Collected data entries
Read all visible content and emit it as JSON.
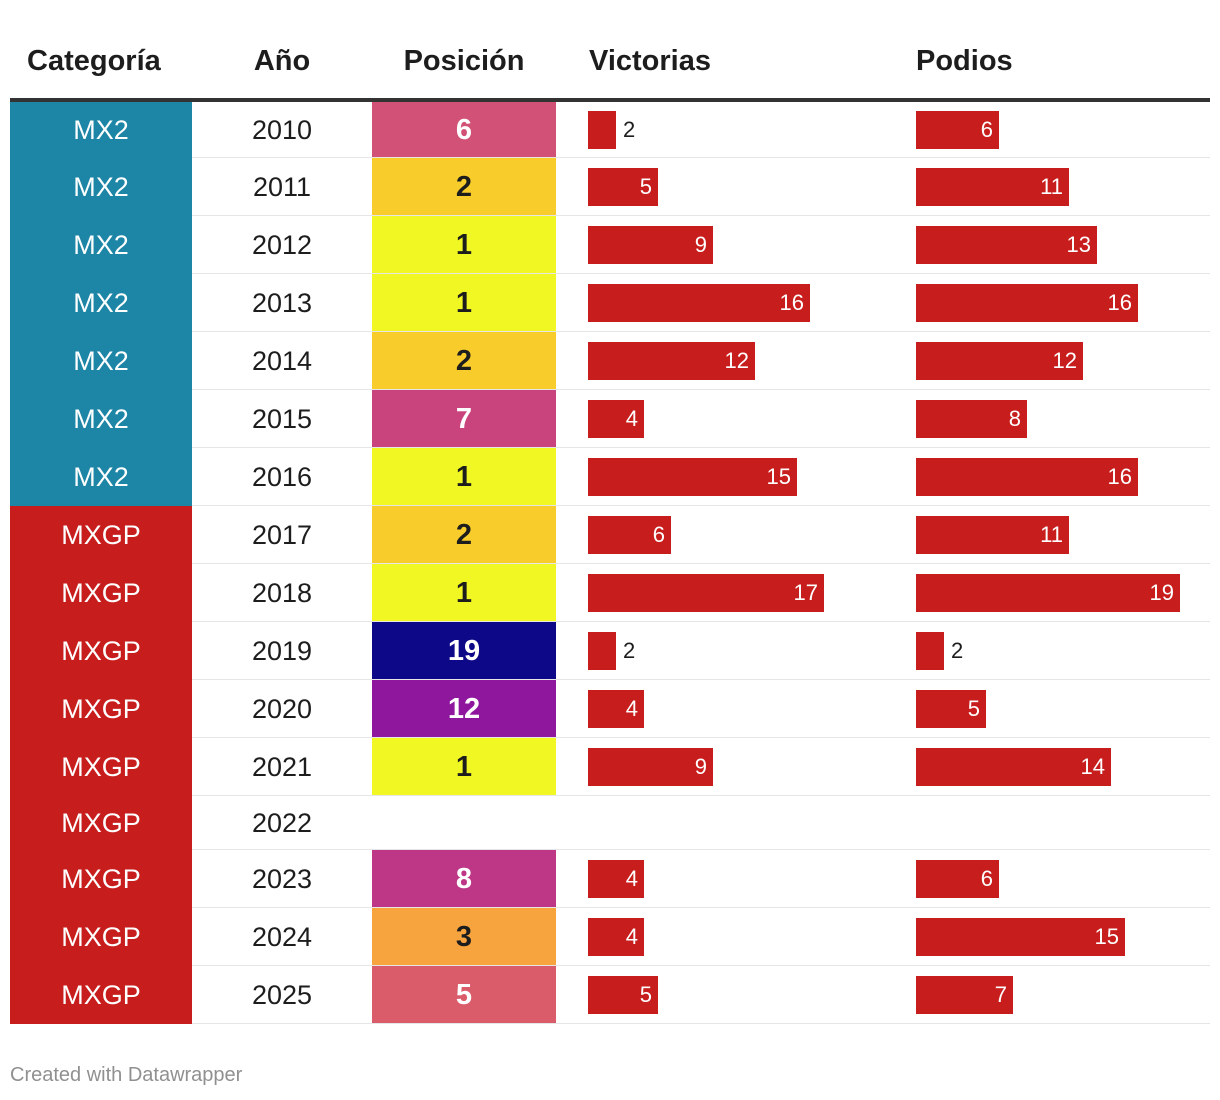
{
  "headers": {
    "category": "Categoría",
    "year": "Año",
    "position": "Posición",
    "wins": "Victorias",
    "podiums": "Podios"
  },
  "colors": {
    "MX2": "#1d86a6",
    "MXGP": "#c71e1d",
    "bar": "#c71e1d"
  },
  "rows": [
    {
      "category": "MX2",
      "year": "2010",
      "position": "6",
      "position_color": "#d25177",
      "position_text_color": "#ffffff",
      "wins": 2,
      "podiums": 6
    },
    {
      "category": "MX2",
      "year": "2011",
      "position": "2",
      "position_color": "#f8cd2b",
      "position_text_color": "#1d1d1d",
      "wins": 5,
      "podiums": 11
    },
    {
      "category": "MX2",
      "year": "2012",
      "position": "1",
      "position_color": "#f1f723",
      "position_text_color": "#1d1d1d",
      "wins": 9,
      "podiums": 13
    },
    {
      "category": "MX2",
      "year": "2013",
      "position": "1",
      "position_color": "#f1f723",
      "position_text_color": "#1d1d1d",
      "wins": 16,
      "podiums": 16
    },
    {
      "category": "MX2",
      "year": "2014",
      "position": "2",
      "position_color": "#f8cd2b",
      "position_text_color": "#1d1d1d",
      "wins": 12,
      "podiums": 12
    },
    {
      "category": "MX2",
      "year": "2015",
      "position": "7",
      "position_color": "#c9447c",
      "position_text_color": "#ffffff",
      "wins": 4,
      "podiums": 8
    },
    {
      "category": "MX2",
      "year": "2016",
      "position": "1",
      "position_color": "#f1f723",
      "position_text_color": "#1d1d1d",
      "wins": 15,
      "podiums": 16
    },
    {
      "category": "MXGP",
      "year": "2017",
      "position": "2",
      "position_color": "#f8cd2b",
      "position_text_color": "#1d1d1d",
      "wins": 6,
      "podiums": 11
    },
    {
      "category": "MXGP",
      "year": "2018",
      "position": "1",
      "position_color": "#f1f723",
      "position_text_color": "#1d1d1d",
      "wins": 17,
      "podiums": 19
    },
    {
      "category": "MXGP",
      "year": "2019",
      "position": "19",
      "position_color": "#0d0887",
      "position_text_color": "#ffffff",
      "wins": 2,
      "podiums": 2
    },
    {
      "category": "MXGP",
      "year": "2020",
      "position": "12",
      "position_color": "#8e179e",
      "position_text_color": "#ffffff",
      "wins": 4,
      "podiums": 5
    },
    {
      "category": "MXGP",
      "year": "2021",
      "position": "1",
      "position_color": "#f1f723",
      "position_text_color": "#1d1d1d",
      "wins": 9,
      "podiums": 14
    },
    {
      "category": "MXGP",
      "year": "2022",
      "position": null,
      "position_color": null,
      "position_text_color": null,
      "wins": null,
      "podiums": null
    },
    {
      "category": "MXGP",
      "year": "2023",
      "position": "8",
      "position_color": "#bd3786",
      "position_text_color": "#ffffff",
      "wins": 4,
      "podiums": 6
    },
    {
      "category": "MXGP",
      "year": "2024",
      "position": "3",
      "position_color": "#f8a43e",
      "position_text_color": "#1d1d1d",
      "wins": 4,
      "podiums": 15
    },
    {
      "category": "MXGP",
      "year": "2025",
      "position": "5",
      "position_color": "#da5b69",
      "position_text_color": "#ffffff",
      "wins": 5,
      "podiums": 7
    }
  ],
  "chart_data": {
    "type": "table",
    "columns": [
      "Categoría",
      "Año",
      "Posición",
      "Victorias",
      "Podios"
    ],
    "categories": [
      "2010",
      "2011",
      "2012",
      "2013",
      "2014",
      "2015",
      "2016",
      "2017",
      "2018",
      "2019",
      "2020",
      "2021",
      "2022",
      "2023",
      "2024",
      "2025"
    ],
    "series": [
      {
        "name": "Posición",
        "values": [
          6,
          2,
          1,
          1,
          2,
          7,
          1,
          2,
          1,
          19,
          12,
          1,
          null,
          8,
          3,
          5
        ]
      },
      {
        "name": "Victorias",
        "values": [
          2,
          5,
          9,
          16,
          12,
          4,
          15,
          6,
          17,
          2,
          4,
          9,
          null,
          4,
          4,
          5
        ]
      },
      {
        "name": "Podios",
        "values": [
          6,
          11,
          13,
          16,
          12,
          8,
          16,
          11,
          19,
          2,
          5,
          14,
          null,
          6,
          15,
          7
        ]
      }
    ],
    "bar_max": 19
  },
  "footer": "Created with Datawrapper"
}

__WHAT TO PRODUCE__. Go through the records above and copy every line with the word "null".

__WRITTEN RESPONSE__.
      "position": null,
      "position_color": null,
      "position_text_color": null,
      "wins": null,
      "podiums": null
          null,
          null,
          null,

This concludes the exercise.